- _DIRECTIONS FOR THIS TASK_: Reproduce each line exactly. Skip none.

** Begin **

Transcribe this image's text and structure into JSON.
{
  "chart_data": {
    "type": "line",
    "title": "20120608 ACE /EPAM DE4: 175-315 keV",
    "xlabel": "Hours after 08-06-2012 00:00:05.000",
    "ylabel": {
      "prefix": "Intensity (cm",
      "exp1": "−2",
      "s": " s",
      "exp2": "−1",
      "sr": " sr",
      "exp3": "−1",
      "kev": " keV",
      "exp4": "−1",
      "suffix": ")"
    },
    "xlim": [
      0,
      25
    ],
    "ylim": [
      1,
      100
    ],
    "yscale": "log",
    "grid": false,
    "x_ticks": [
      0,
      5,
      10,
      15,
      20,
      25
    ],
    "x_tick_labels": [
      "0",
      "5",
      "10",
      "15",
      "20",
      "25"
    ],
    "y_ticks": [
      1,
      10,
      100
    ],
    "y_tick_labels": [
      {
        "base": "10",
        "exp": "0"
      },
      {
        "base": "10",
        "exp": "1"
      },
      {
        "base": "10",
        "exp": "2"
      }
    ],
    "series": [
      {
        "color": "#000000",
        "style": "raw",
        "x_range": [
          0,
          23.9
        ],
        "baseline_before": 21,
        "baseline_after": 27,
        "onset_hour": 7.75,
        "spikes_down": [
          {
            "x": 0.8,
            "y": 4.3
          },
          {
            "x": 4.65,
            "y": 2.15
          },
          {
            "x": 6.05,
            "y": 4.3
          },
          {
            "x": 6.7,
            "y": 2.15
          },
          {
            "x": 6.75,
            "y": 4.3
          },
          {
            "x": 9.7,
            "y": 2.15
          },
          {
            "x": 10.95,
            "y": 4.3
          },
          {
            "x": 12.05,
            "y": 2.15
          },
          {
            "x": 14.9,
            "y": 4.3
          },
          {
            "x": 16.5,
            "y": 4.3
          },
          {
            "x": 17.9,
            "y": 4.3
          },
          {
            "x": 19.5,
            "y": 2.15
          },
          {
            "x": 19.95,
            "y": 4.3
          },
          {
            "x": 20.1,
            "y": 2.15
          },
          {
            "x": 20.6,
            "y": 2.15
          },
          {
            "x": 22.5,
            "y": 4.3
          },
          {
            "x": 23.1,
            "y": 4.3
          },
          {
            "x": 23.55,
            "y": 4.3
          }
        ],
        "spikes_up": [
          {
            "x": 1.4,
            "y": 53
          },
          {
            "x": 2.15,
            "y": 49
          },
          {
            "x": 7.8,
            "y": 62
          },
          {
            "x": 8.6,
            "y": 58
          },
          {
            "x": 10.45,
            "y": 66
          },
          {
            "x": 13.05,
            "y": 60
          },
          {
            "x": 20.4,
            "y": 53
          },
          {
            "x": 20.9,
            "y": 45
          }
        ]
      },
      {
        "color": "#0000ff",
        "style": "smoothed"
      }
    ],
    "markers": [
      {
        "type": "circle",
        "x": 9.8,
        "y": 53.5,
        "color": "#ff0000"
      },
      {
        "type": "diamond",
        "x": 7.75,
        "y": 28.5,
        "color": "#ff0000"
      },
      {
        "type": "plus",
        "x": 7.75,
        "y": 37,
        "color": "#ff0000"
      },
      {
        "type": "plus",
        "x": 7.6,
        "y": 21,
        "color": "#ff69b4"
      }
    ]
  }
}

** End **

- _WRITTEN ANSWER_:
Transcribe this image's text and structure into JSON.
{
  "chart_data": {
    "type": "line",
    "title": "20120608 ACE /EPAM DE4: 175-315 keV",
    "xlabel": "Hours after 08-06-2012 00:00:05.000",
    "ylabel": {
      "prefix": "Intensity (cm",
      "exp1": "−2",
      "s": " s",
      "exp2": "−1",
      "sr": " sr",
      "exp3": "−1",
      "kev": " keV",
      "exp4": "−1",
      "suffix": ")"
    },
    "xlim": [
      0,
      25
    ],
    "ylim": [
      1,
      100
    ],
    "yscale": "log",
    "grid": false,
    "x_ticks": [
      0,
      5,
      10,
      15,
      20,
      25
    ],
    "x_tick_labels": [
      "0",
      "5",
      "10",
      "15",
      "20",
      "25"
    ],
    "y_ticks": [
      1,
      10,
      100
    ],
    "y_tick_labels": [
      {
        "base": "10",
        "exp": "0"
      },
      {
        "base": "10",
        "exp": "1"
      },
      {
        "base": "10",
        "exp": "2"
      }
    ],
    "series": [
      {
        "color": "#000000",
        "style": "raw",
        "x_range": [
          0,
          23.9
        ],
        "baseline_before": 21,
        "baseline_after": 27,
        "onset_hour": 7.75,
        "spikes_down": [
          {
            "x": 0.8,
            "y": 4.3
          },
          {
            "x": 4.65,
            "y": 2.15
          },
          {
            "x": 6.05,
            "y": 4.3
          },
          {
            "x": 6.7,
            "y": 2.15
          },
          {
            "x": 6.75,
            "y": 4.3
          },
          {
            "x": 9.7,
            "y": 2.15
          },
          {
            "x": 10.95,
            "y": 4.3
          },
          {
            "x": 12.05,
            "y": 2.15
          },
          {
            "x": 14.9,
            "y": 4.3
          },
          {
            "x": 16.5,
            "y": 4.3
          },
          {
            "x": 17.9,
            "y": 4.3
          },
          {
            "x": 19.5,
            "y": 2.15
          },
          {
            "x": 19.95,
            "y": 4.3
          },
          {
            "x": 20.1,
            "y": 2.15
          },
          {
            "x": 20.6,
            "y": 2.15
          },
          {
            "x": 22.5,
            "y": 4.3
          },
          {
            "x": 23.1,
            "y": 4.3
          },
          {
            "x": 23.55,
            "y": 4.3
          }
        ],
        "spikes_up": [
          {
            "x": 1.4,
            "y": 53
          },
          {
            "x": 2.15,
            "y": 49
          },
          {
            "x": 7.8,
            "y": 62
          },
          {
            "x": 8.6,
            "y": 58
          },
          {
            "x": 10.45,
            "y": 66
          },
          {
            "x": 13.05,
            "y": 60
          },
          {
            "x": 20.4,
            "y": 53
          },
          {
            "x": 20.9,
            "y": 45
          }
        ]
      },
      {
        "color": "#0000ff",
        "style": "smoothed"
      }
    ],
    "markers": [
      {
        "type": "circle",
        "x": 9.8,
        "y": 53.5,
        "color": "#ff0000"
      },
      {
        "type": "diamond",
        "x": 7.75,
        "y": 28.5,
        "color": "#ff0000"
      },
      {
        "type": "plus",
        "x": 7.75,
        "y": 37,
        "color": "#ff0000"
      },
      {
        "type": "plus",
        "x": 7.6,
        "y": 21,
        "color": "#ff69b4"
      }
    ]
  }
}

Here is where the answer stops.